▶ [Goal]
Using the records below, report how many lines hold "frente", with no extra text.
╭─ Supplied data
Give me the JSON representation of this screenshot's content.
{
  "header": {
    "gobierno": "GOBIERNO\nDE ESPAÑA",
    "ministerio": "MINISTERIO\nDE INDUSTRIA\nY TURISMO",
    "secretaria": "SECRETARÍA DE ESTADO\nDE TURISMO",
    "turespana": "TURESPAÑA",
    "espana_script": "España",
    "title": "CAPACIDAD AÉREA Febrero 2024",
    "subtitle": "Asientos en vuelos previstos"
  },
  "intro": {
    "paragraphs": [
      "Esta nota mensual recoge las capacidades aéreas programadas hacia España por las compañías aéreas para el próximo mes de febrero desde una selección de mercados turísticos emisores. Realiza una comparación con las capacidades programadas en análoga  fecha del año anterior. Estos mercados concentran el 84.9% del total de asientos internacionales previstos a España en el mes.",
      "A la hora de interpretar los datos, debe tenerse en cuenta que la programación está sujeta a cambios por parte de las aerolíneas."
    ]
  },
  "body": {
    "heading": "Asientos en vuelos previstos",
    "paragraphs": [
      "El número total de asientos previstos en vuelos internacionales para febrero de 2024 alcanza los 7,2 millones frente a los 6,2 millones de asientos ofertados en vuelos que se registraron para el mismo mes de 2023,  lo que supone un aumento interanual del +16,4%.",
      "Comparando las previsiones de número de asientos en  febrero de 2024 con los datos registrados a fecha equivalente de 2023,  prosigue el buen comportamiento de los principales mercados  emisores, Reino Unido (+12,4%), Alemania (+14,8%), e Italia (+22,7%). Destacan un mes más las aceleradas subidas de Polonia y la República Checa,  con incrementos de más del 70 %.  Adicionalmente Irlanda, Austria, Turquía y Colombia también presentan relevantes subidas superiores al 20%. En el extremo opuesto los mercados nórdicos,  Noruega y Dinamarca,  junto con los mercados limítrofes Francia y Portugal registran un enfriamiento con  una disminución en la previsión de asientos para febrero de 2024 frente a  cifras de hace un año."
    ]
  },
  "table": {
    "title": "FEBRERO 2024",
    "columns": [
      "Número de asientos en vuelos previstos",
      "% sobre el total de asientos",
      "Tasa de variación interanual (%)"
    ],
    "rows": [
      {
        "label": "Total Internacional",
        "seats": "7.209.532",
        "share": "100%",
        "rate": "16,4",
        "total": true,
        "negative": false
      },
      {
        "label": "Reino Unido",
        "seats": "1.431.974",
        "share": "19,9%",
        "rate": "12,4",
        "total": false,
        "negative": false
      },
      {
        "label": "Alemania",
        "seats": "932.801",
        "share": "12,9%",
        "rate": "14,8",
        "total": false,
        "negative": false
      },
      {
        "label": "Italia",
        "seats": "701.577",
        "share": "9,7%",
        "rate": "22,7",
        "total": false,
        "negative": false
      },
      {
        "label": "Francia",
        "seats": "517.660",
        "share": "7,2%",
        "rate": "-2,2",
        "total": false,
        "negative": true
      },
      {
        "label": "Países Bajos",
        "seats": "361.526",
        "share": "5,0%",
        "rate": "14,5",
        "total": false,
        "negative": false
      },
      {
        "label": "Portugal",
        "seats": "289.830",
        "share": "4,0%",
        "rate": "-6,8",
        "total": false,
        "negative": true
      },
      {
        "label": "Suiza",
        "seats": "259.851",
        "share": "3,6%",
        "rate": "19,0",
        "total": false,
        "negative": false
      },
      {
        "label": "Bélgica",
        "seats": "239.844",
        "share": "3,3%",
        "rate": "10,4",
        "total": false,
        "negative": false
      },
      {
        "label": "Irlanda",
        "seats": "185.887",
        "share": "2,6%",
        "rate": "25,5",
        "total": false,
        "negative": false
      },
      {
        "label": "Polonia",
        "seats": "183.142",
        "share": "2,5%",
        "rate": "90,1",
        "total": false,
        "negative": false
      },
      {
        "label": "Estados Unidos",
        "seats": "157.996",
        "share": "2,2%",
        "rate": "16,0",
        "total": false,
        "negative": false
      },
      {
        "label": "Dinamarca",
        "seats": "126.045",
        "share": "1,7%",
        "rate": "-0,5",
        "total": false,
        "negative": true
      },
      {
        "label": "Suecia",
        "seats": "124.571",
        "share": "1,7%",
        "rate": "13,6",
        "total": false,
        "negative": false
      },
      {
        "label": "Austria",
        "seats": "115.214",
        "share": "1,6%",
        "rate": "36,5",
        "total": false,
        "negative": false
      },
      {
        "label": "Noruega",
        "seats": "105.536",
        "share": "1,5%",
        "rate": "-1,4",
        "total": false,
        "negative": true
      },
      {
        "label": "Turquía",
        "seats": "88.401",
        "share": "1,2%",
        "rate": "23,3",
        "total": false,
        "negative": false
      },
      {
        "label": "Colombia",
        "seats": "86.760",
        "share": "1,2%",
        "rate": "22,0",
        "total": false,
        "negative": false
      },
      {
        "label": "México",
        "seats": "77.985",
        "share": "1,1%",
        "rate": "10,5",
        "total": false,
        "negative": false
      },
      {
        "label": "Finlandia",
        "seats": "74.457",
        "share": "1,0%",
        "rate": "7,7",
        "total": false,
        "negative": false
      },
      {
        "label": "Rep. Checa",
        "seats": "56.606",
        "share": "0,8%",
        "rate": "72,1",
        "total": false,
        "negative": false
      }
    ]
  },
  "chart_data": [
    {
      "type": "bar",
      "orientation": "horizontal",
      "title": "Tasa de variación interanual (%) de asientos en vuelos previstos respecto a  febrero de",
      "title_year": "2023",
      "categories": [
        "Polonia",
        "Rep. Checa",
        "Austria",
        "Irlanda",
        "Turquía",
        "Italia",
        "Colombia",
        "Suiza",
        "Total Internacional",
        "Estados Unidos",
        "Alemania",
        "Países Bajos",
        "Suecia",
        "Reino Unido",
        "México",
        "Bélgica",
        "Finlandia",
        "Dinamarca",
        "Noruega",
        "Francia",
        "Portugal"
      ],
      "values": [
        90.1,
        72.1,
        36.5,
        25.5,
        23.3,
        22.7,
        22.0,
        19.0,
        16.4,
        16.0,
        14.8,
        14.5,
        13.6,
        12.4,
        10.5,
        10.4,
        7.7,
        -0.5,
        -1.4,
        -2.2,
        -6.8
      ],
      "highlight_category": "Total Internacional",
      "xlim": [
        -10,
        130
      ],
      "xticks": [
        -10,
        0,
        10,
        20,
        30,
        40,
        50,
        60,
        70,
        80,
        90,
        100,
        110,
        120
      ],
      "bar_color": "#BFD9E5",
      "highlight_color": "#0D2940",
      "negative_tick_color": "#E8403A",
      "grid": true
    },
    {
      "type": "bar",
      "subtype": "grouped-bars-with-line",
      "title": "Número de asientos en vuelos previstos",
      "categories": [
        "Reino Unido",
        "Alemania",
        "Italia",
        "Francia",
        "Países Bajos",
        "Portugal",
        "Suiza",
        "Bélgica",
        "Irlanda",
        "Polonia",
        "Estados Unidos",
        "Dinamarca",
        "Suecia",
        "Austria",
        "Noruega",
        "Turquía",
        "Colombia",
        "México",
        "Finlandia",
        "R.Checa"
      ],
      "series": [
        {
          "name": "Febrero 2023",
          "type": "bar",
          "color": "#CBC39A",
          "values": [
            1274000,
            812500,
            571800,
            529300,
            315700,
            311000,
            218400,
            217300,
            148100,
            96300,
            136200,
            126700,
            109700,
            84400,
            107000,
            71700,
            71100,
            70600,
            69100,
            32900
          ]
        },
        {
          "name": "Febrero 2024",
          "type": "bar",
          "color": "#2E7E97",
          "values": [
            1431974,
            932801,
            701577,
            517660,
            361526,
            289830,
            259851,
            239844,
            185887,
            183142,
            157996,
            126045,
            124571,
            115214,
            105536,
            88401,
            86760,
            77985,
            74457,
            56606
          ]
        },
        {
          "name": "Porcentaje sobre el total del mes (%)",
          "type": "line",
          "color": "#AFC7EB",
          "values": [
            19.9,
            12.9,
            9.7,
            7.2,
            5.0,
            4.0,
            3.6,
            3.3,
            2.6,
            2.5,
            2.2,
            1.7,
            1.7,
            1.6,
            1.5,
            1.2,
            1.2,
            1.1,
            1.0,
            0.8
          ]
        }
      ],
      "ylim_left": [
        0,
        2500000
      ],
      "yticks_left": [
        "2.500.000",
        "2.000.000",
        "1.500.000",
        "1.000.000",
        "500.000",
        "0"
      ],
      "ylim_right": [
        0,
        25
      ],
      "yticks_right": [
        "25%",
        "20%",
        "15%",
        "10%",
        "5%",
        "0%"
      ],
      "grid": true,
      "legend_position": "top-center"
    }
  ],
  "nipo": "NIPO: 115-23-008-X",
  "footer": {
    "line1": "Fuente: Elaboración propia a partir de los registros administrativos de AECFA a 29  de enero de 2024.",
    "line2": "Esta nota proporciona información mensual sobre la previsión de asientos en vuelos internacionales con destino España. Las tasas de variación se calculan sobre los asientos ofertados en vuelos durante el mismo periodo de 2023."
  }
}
╰─
▶ [Solution for this exercise]
2